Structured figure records
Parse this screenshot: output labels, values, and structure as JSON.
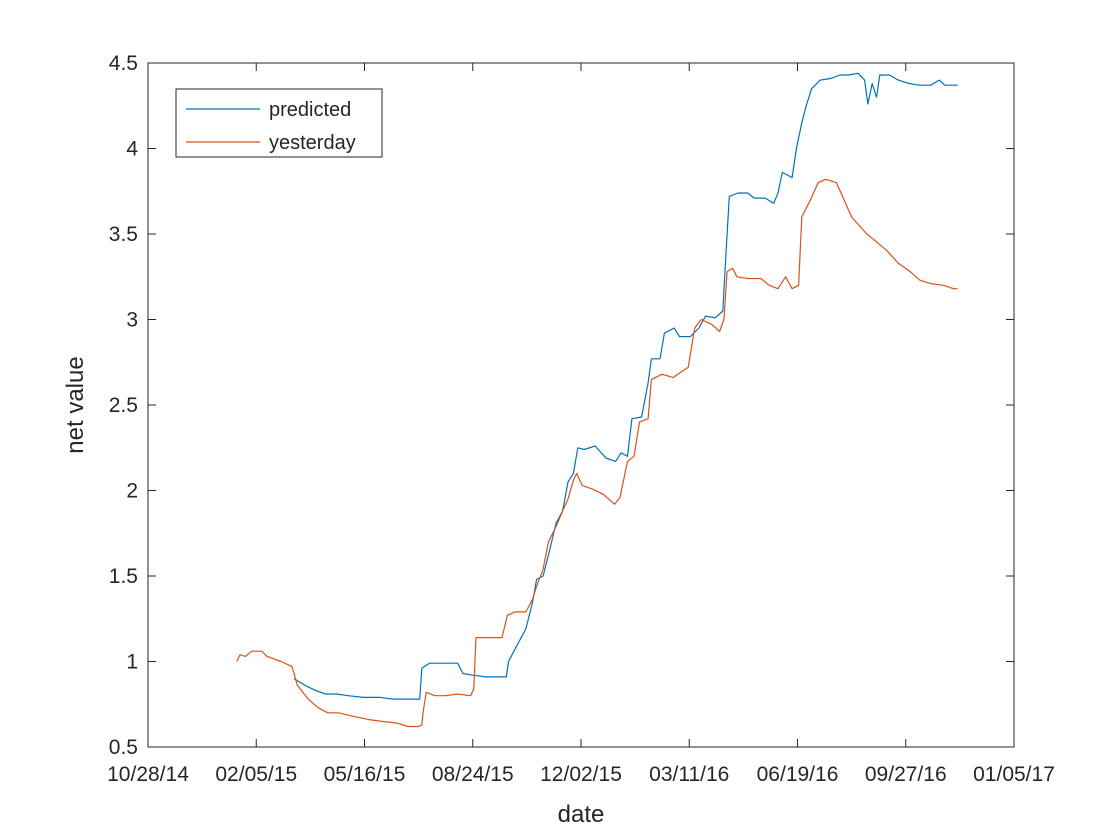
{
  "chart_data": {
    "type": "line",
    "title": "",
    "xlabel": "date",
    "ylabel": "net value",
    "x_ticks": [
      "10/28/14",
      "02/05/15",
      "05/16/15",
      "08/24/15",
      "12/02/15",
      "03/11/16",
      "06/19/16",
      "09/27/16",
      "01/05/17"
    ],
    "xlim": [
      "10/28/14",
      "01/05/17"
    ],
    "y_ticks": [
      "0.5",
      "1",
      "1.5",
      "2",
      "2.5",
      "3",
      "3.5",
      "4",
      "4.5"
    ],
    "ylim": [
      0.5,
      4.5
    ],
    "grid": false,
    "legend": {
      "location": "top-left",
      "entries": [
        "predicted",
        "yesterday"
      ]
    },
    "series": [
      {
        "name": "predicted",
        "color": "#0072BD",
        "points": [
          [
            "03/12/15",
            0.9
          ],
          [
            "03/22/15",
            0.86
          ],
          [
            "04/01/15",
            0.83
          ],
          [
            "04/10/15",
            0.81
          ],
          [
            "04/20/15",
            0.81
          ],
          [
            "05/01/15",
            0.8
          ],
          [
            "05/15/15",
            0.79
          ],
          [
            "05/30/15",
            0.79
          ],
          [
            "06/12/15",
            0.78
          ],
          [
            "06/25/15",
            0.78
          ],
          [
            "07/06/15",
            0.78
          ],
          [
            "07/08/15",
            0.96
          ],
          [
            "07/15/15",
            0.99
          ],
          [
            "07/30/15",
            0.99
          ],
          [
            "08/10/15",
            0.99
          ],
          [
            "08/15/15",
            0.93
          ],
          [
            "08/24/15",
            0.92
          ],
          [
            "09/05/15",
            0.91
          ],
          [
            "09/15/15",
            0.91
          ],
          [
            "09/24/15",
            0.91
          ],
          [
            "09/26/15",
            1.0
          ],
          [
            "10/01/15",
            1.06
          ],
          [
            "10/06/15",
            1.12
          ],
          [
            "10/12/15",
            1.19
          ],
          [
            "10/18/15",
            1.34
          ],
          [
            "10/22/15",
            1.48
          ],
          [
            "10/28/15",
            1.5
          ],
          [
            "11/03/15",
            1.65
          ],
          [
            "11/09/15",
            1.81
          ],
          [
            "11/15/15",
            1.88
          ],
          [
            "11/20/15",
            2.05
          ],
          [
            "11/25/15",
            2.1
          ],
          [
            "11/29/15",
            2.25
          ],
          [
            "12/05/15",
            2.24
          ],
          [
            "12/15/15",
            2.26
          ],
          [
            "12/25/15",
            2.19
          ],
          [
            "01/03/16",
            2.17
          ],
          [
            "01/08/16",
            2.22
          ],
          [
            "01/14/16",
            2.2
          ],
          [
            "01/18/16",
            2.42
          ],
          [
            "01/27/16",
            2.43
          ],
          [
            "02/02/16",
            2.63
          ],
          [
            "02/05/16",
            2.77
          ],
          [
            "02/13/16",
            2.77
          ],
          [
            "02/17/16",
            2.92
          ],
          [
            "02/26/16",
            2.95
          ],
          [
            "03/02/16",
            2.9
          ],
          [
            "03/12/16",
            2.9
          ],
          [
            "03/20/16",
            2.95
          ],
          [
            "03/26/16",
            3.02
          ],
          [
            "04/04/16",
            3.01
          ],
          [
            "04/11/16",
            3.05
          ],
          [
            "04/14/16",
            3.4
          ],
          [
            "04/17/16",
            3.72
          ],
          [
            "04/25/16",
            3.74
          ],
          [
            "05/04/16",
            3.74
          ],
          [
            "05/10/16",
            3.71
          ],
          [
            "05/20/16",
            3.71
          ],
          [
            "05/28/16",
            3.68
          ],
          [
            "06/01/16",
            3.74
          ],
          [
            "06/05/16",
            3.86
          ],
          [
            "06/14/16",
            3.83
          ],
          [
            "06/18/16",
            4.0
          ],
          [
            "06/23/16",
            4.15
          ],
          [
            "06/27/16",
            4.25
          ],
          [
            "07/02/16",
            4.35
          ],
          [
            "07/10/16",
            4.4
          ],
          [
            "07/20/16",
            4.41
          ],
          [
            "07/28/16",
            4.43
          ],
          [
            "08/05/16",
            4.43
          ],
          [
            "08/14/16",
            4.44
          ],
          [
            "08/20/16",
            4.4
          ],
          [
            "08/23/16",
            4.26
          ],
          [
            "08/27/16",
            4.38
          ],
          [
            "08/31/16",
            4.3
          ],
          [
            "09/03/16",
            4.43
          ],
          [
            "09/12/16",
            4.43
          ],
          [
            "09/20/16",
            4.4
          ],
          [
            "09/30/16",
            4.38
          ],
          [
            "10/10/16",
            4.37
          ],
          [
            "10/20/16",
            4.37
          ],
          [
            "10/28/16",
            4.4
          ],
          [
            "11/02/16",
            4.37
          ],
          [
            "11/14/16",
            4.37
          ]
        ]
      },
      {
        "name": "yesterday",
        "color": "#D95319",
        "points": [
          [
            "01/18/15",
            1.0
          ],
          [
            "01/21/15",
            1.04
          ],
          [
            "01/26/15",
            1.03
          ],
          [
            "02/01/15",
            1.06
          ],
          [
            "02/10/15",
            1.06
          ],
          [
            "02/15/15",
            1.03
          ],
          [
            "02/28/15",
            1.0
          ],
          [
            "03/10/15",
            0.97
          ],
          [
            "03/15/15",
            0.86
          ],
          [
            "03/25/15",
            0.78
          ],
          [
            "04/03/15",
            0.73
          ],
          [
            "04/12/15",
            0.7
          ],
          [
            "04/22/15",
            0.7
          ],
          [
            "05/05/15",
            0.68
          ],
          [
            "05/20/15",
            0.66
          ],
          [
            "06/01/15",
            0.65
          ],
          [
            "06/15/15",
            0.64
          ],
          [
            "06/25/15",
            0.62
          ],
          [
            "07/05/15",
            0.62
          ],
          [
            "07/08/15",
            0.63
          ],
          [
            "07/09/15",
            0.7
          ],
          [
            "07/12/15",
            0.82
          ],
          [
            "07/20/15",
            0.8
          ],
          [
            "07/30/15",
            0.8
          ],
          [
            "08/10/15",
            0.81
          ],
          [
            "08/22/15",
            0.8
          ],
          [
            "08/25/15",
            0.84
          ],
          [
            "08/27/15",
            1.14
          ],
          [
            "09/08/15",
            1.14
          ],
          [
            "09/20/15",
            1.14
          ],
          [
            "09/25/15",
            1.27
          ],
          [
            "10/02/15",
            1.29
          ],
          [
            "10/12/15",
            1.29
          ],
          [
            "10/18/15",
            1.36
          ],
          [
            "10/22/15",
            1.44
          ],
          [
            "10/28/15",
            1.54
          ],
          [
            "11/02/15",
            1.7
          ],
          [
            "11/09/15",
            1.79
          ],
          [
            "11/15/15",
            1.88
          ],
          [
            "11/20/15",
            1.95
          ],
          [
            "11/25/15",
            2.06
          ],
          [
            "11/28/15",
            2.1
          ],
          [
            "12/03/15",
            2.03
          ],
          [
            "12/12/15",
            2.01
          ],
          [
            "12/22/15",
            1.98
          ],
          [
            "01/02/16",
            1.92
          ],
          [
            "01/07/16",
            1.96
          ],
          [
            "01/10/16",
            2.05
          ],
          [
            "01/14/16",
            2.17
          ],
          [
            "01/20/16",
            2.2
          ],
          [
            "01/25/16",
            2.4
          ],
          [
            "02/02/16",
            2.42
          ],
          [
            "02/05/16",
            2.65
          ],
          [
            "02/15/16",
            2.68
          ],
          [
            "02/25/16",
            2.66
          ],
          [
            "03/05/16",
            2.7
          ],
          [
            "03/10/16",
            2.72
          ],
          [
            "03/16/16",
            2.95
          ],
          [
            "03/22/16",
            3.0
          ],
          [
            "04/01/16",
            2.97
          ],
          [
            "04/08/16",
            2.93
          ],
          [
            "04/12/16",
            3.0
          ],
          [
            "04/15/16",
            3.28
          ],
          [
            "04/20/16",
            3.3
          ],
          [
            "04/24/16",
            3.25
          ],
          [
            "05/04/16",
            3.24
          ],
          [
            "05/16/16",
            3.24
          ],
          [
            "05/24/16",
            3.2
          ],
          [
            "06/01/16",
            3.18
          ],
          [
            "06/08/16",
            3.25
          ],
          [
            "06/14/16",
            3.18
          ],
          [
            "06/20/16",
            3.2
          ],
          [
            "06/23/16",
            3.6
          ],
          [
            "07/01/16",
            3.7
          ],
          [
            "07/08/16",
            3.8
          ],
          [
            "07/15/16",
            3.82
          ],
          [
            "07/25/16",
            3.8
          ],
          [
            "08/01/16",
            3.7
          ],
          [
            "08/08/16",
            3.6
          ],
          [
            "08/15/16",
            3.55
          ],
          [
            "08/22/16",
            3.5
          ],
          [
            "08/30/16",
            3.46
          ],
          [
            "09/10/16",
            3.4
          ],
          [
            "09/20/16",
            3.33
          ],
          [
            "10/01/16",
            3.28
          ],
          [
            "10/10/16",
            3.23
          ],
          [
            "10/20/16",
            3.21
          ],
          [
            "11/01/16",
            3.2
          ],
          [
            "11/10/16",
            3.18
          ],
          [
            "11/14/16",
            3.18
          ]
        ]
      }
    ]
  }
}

* * *

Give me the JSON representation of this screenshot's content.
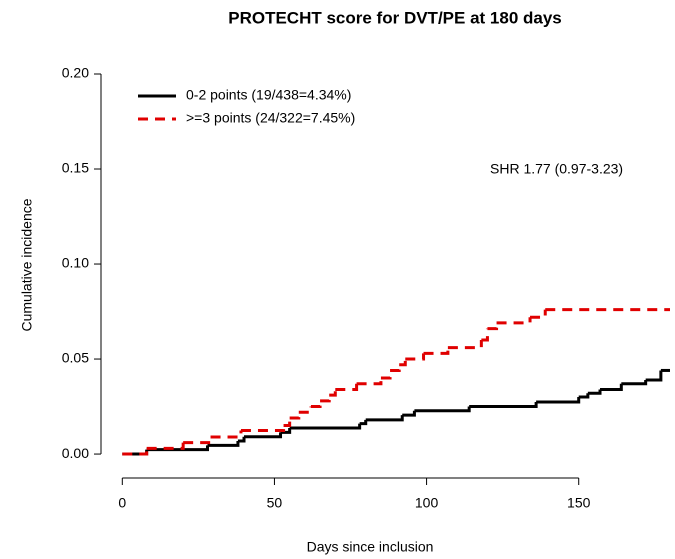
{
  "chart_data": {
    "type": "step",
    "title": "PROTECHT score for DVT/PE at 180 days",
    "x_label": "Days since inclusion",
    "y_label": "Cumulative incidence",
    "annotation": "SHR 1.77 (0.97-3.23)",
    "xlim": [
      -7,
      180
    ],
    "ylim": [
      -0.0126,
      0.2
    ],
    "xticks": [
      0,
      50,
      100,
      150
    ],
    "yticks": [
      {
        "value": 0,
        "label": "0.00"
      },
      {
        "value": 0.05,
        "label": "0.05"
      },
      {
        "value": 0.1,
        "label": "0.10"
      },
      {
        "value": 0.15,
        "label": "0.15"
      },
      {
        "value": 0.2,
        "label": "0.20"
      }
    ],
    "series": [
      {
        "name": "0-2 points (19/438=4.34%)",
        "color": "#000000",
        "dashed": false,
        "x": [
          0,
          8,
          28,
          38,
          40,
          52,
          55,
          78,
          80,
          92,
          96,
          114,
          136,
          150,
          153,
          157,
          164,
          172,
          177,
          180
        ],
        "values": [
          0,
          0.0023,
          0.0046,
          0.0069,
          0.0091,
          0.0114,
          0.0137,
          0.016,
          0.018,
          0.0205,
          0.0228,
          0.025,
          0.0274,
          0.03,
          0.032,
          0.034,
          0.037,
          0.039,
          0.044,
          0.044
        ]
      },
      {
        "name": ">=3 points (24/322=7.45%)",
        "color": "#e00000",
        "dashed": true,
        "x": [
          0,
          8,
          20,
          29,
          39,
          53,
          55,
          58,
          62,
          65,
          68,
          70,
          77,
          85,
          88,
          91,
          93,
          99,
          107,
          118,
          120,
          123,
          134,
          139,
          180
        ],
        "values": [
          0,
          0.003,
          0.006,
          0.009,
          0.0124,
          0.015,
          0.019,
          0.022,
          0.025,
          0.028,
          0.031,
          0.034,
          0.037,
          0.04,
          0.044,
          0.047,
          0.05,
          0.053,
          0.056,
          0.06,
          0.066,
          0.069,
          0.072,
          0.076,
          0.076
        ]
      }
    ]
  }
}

### WHAT TO WORK ON
Where a line in the material above holds "color", copy that line.

### EXERCISE SOLUTION
        "color": "#0072BD",
        "color": "#D95319",
        "color": "#000000",
        "color": "#e00000",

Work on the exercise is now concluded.